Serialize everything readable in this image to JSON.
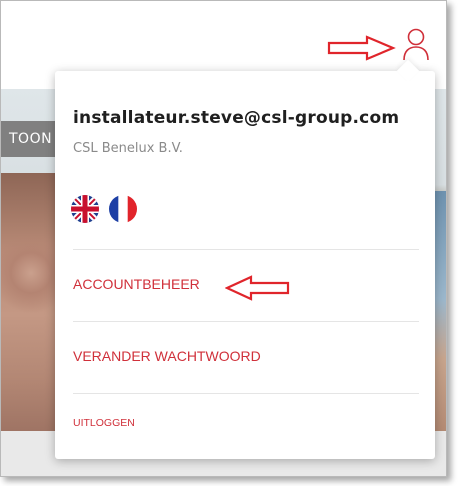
{
  "header": {
    "user_icon": "user-icon"
  },
  "background": {
    "tab_label": "TOON"
  },
  "account_menu": {
    "email": "installateur.steve@csl-group.com",
    "company": "CSL Benelux B.V.",
    "languages": [
      {
        "name": "uk-flag-icon"
      },
      {
        "name": "france-flag-icon"
      }
    ],
    "items": {
      "account": "ACCOUNTBEHEER",
      "password": "VERANDER WACHTWOORD",
      "logout": "UITLOGGEN"
    }
  },
  "colors": {
    "link_red": "#d0303a",
    "annotation_red": "#e0252b"
  }
}
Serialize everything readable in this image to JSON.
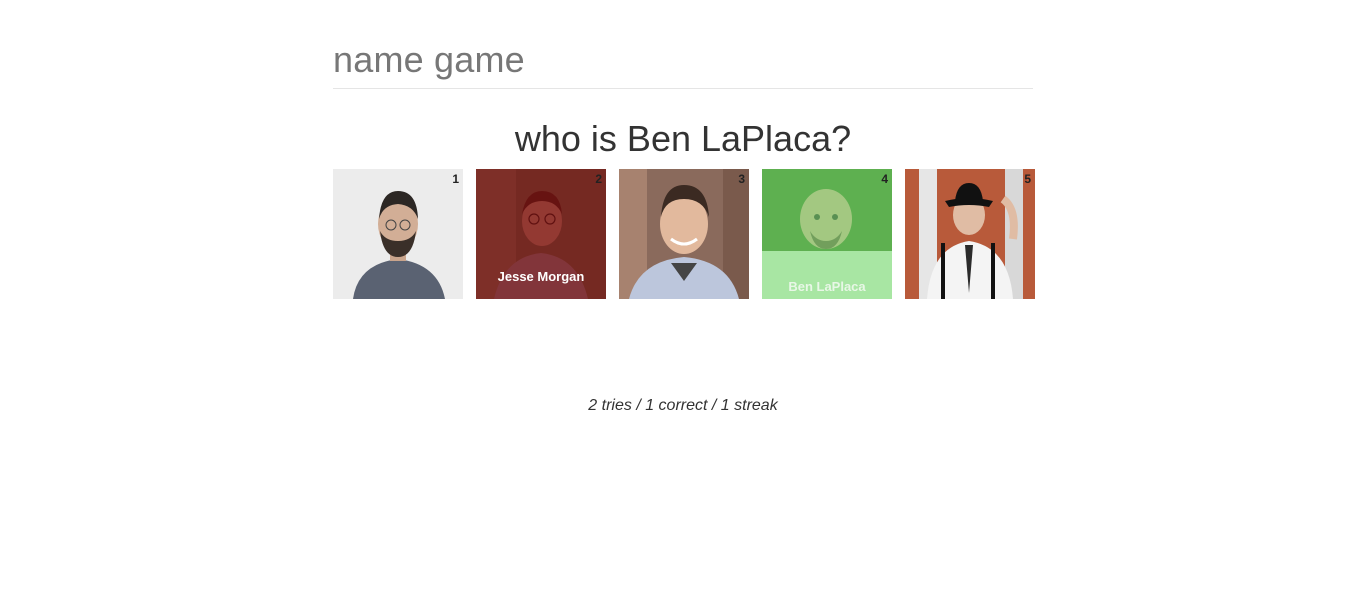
{
  "header": {
    "title": "name game"
  },
  "question": {
    "text": "who is Ben LaPlaca?"
  },
  "photos": [
    {
      "number": "1",
      "revealed_name": "",
      "state": "unanswered",
      "icon": "person-photo-icon"
    },
    {
      "number": "2",
      "revealed_name": "Jesse Morgan",
      "state": "wrong",
      "icon": "person-photo-icon"
    },
    {
      "number": "3",
      "revealed_name": "",
      "state": "unanswered",
      "icon": "person-photo-icon"
    },
    {
      "number": "4",
      "revealed_name": "Ben LaPlaca",
      "state": "correct",
      "icon": "person-photo-icon"
    },
    {
      "number": "5",
      "revealed_name": "",
      "state": "unanswered",
      "icon": "person-photo-icon"
    }
  ],
  "stats": {
    "text": "2 tries / 1 correct / 1 streak"
  },
  "colors": {
    "wrong_overlay": "#780a0a",
    "correct_overlay": "#78dc6e",
    "correct_band": "#a8e6a3"
  }
}
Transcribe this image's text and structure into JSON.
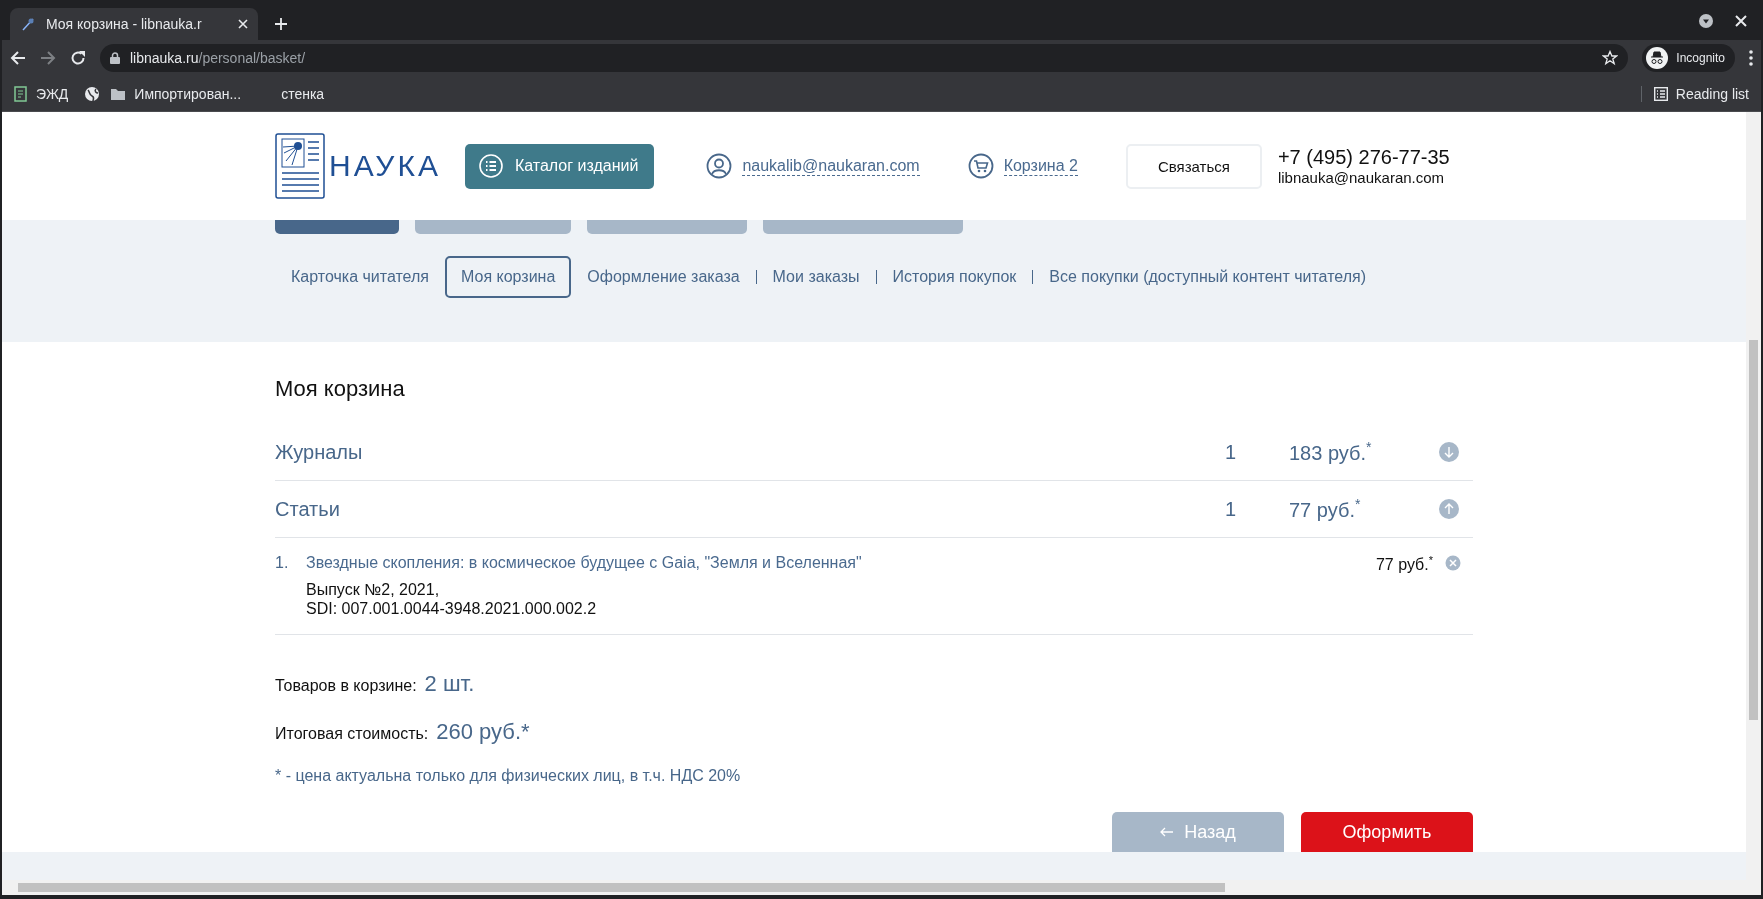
{
  "browser": {
    "tab_title": "Моя корзина - libnauka.r",
    "url_host": "libnauka.ru",
    "url_path": "/personal/basket/",
    "profile": "Incognito",
    "bookmarks": [
      {
        "kind": "site",
        "label": "ЭЖД"
      },
      {
        "kind": "globe"
      },
      {
        "kind": "folder",
        "label": "Импортирован..."
      },
      {
        "kind": "blank",
        "label": "стенка"
      }
    ],
    "reading_list": "Reading list"
  },
  "header": {
    "logo_text": "НАУКА",
    "catalog_button": "Каталог изданий",
    "account_email": "naukalib@naukaran.com",
    "cart_link": "Корзина 2",
    "contact_button": "Связаться",
    "phone": "+7 (495) 276-77-35",
    "contact_email": "libnauka@naukaran.com"
  },
  "top_buttons": [
    {
      "selected": true
    },
    {
      "selected": false
    },
    {
      "selected": false
    },
    {
      "selected": false
    }
  ],
  "subnav": [
    {
      "label": "Карточка читателя",
      "selected": false
    },
    {
      "label": "Моя корзина",
      "selected": true
    },
    {
      "label": "Оформление заказа",
      "selected": false
    },
    {
      "label": "Мои заказы",
      "selected": false
    },
    {
      "label": "История покупок",
      "selected": false
    },
    {
      "label": "Все покупки (доступный контент читателя)",
      "selected": false
    }
  ],
  "basket": {
    "title": "Моя корзина",
    "groups": [
      {
        "name": "Журналы",
        "count": "1",
        "price": "183 руб.$^{*}$",
        "expanded": false
      },
      {
        "name": "Статьи",
        "count": "1",
        "price": "77 руб.$^{*}$",
        "expanded": true,
        "items": [
          {
            "number": "1.",
            "title": "Звездные скопления: в космическое будущее с Gaia, \"Земля и Вселенная\"",
            "details": [
              "Выпуск №2, 2021,",
              "SDI: 007.001.0044-3948.2021.000.002.2"
            ],
            "price": "77 руб.$^{*}$"
          }
        ]
      }
    ],
    "totals": [
      {
        "label": "Товаров в корзине:",
        "value": "2 шт."
      },
      {
        "label": "Итоговая стоимость:",
        "value": "260 руб.*"
      }
    ],
    "note": "* - цена актуальна только для физических лиц, в т.ч. НДС 20%",
    "buttons": [
      {
        "kind": "back",
        "label": "Назад"
      },
      {
        "kind": "primary",
        "label": "Оформить"
      }
    ]
  }
}
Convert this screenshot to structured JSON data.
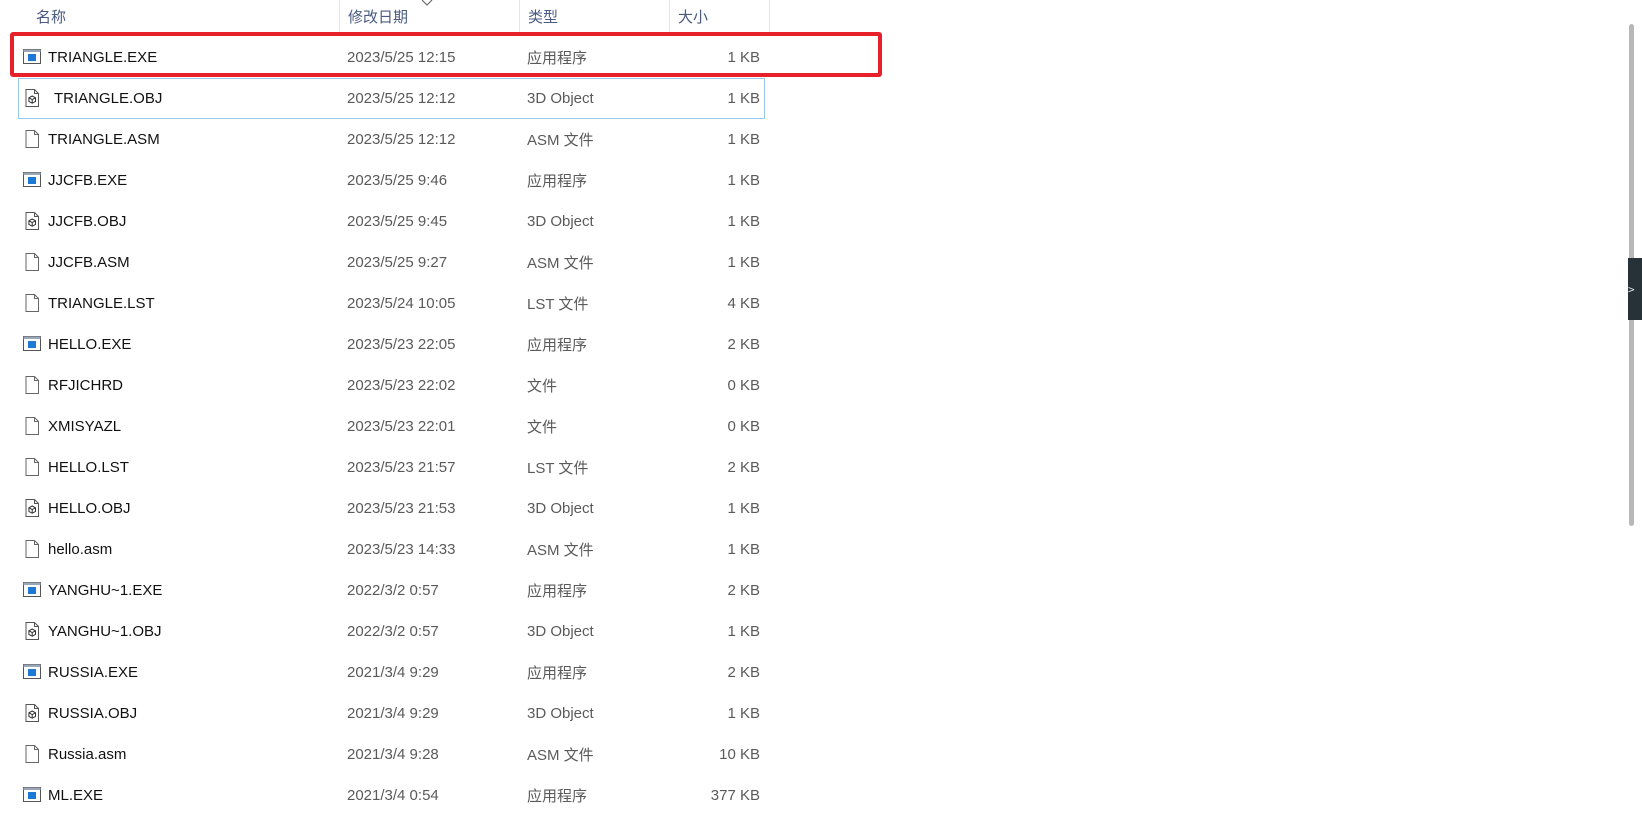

-------

[Job]
From the material above, reproduce everything verbatim except the pictures.

[Expected answer]
Serialize everything readable in this image to JSON.
{
  "header": {
    "user_icon": "user-icon"
  },
  "background": {
    "tab_label": "TOON"
  },
  "account_menu": {
    "email": "installateur.steve@csl-group.com",
    "company": "CSL Benelux B.V.",
    "languages": [
      {
        "name": "uk-flag-icon"
      },
      {
        "name": "france-flag-icon"
      }
    ],
    "items": {
      "account": "ACCOUNTBEHEER",
      "password": "VERANDER WACHTWOORD",
      "logout": "UITLOGGEN"
    }
  },
  "colors": {
    "link_red": "#d0303a",
    "annotation_red": "#e0252b"
  }
}
Serialize everything readable in this image to JSON.
{
  "header": {
    "title": "name game"
  },
  "question": {
    "text": "who is Ben LaPlaca?"
  },
  "photos": [
    {
      "number": "1",
      "revealed_name": "",
      "state": "unanswered",
      "icon": "person-photo-icon"
    },
    {
      "number": "2",
      "revealed_name": "Jesse Morgan",
      "state": "wrong",
      "icon": "person-photo-icon"
    },
    {
      "number": "3",
      "revealed_name": "",
      "state": "unanswered",
      "icon": "person-photo-icon"
    },
    {
      "number": "4",
      "revealed_name": "Ben LaPlaca",
      "state": "correct",
      "icon": "person-photo-icon"
    },
    {
      "number": "5",
      "revealed_name": "",
      "state": "unanswered",
      "icon": "person-photo-icon"
    }
  ],
  "stats": {
    "text": "2 tries / 1 correct / 1 streak"
  },
  "colors": {
    "wrong_overlay": "#780a0a",
    "correct_overlay": "#78dc6e",
    "correct_band": "#a8e6a3"
  }
}
Transcribe this image's text and structure into JSON.
{
  "browser": {
    "tab_title": "Моя корзина - libnauka.r",
    "url_host": "libnauka.ru",
    "url_path": "/personal/basket/",
    "profile": "Incognito",
    "bookmarks": [
      {
        "kind": "site",
        "label": "ЭЖД"
      },
      {
        "kind": "globe"
      },
      {
        "kind": "folder",
        "label": "Импортирован..."
      },
      {
        "kind": "blank",
        "label": "стенка"
      }
    ],
    "reading_list": "Reading list"
  },
  "header": {
    "logo_text": "НАУКА",
    "catalog_button": "Каталог изданий",
    "account_email": "naukalib@naukaran.com",
    "cart_link": "Корзина 2",
    "contact_button": "Связаться",
    "phone": "+7 (495) 276-77-35",
    "contact_email": "libnauka@naukaran.com"
  },
  "top_buttons": [
    {
      "selected": true
    },
    {
      "selected": false
    },
    {
      "selected": false
    },
    {
      "selected": false
    }
  ],
  "subnav": [
    {
      "label": "Карточка читателя",
      "selected": false
    },
    {
      "label": "Моя корзина",
      "selected": true
    },
    {
      "label": "Оформление заказа",
      "selected": false
    },
    {
      "label": "Мои заказы",
      "selected": false
    },
    {
      "label": "История покупок",
      "selected": false
    },
    {
      "label": "Все покупки (доступный контент читателя)",
      "selected": false
    }
  ],
  "basket": {
    "title": "Моя корзина",
    "groups": [
      {
        "name": "Журналы",
        "count": "1",
        "price": "183 руб.$^{*}$",
        "expanded": false
      },
      {
        "name": "Статьи",
        "count": "1",
        "price": "77 руб.$^{*}$",
        "expanded": true,
        "items": [
          {
            "number": "1.",
            "title": "Звездные скопления: в космическое будущее с Gaia, \"Земля и Вселенная\"",
            "details": [
              "Выпуск №2, 2021,",
              "SDI: 007.001.0044-3948.2021.000.002.2"
            ],
            "price": "77 руб.$^{*}$"
          }
        ]
      }
    ],
    "totals": [
      {
        "label": "Товаров в корзине:",
        "value": "2 шт."
      },
      {
        "label": "Итоговая стоимость:",
        "value": "260 руб.*"
      }
    ],
    "note": "* - цена актуальна только для физических лиц, в т.ч. НДС 20%",
    "buttons": [
      {
        "kind": "back",
        "label": "Назад"
      },
      {
        "kind": "primary",
        "label": "Оформить"
      }
    ]
  }
}
Convert this screenshot to structured JSON data.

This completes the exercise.